__Document extract__:
= Beginning of Section =
The rcParams settings at the top establish document-consistent typography for the plot. Matching the plot’s font to the document’s body font is the single most important step toward figures that look like they belong in the document rather than having been imported from a different context.

19.7 Integrating diagrams in documents

19.7.1 In Pandoc Markdown

For HTML output, SVG and PNG figures work directly:

![Pipeline diagram](figures/pipeline.svg){width=80%}

The {width=80%} attribute is translated to style="width:80%" in HTML and [width=0.8\textwidth] in LaTeX (via Pandoc’s automatic translation).

For PDF output via LaTeX, vector figures should be in PDF format. The simplest approach is to maintain both versions and use a Lua filter to select the right format:

-- figures-filter.lua: use .pdf for LaTeX, .svg for HTML
function Image(el)
    if FORMAT:match("latex") or FORMAT:match("pdf") then
        el.src = el.src:gsub("%.svg$", ".pdf")
    end
    return el
end
pandoc input.md --lua-filter=figures-filter.lua -o output.pdf

19.7.2 In LaTeX directly

In native LaTeX, figures use the figure environment and \includegraphics from the graphicx package:

\usepackage{graphicx}

\begin{figure}[htbp]
    \centering
    \includegraphics[width=0.8\textwidth]{figures/pipeline}
    \caption{The Pandoc conversion pipeline}
    \label{fig:pipeline}
\end{figure}

Omitting the file extension from \includegraphics lets LaTeX find the best available format: it prefers PDF, then EPS, then PNG. This means you can have both pipeline.pdf and pipeline.png and LaTeX will use the PDF automatically.

19.7.3 In Typst

Typst includes figures with the #figure function:

#figure(
    image("figures/pipeline.svg", width: 80%),
    caption: [The Pandoc conversion pipeline],
) <fig-pipeline>

Typst supports SVG and common raster formats natively, without needing format-specific conversion.
= End of Section =
__Records provided__:
= Beginning of Section =
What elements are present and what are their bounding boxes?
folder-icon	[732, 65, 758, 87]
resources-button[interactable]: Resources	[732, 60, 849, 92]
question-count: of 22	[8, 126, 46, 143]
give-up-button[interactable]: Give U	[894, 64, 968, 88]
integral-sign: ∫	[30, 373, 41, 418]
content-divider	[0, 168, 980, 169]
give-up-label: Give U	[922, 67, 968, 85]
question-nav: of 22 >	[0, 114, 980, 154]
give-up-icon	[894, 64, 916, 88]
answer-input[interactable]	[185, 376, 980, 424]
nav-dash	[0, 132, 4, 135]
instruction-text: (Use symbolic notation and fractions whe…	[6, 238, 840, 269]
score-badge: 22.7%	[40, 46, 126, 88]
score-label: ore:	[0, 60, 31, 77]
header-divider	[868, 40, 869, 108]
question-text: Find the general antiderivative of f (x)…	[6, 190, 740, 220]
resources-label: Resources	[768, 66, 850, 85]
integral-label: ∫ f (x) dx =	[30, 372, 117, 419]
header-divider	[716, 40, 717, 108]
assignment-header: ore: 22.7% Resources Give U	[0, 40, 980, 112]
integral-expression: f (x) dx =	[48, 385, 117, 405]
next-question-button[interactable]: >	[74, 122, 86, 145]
= End of Section =
__What you need to do__:
A. From the section on integrating diagrams in documents, copy the passage starting at "Omitting the file" and ending at "needing format-specific conversion.".
B. Answer these questions about the section on integrating diagrams in documents:
(i) In HTML output, what does the {width=80%} attribute become?
(ii) If the file extension is left out of \includegraphics, which format does LaTeX prefer first?
(iii) What function does Typst use to include figures?
C. Write what comes next in the section on integrating diagrams in documents, starting after its last sentence.
You can ignore the records here.

__Answers below__:
A.
Omitting the file extension from \includegraphics lets LaTeX find the best available format: it prefers PDF, then EPS, then PNG. This means you can have both pipeline.pdf and pipeline.png and LaTeX will use the PDF automatically.

19.7.3 In Typst

Typst includes figures with the #figure function:

#figure(
    image("figures/pipeline.svg", width: 80%),
    caption: [The Pandoc conversion pipeline],
) <fig-pipeline>

Typst supports SVG and common raster formats natively, without needing format-specific conversion.

B.
(i) style="width:80%"
(ii) PDF
(iii) #figure

C.
19.7.4 A build script for figures

When a document contains many generated figures, a Makefile target or dedicated build script manages generation:

# figures.mk - include in main Makefile
FIGURES_DIR := figures
DOT_SOURCES := $(wildcard $(FIGURES_DIR)/*.dot)
DOT_SVGS    := $(DOT_SOURCES:.dot=.svg)
DOT_PDFS    := $(DOT_SOURCES:.dot=.pdf)

TIKZ_SOURCES := $(wildcard $(FIGURES_DIR)/*.tex)
TIKZ_PDFS    := $(TIKZ_SOURCES:.tex=.pdf)
TIKZ_SVGS    := $(TIKZ_SOURCES:.tex=.svg)

.PHONY: figures figures-clean

figures: $(DOT_SVGS) $(DOT_PDFS) $(TIKZ_PDFS) $(TIKZ_SVGS)

$(FIGURES_DIR)/%.svg: $(FIGURES_DIR)/%.dot
    dot -Tsvg $< -o $@

$(FIGURES_DIR)/%.pdf: $(FIGURES_DIR)/%.dot
    dot -Tpdf $< -o $@

$(FIGURES_DIR)/%.pdf: $(FIGURES_DIR)/%.tex
    cd $(FIGURES_DIR) && \
      pdflatex -interaction=nonstopmode $(notdir $<) >/dev/null 2>&1

$(FIGURES_DIR)/%.svg: $(FIGURES_DIR)/%.pdf
    pdftocairo -svg $< $@

figures-clean:
    rm -f $(DOT_SVGS) $(DOT_PDFS) $(TIKZ_PDFS) $(TIKZ_SVGS)

Including this in the main Makefile with include figures.mk and adding figures as a prerequisite of the main build targets ensures figures are always up to date.


Part III ends here. We have surveyed all the major CLI typesetting tools — LaTeX, Typst, Quarto, Emacs and Org Mode, groff, and the diagram tools that complement them all. Part IV now turns from tools to documents: a gallery of real examples, each built from scratch using the tools and techniques developed in Parts I through III.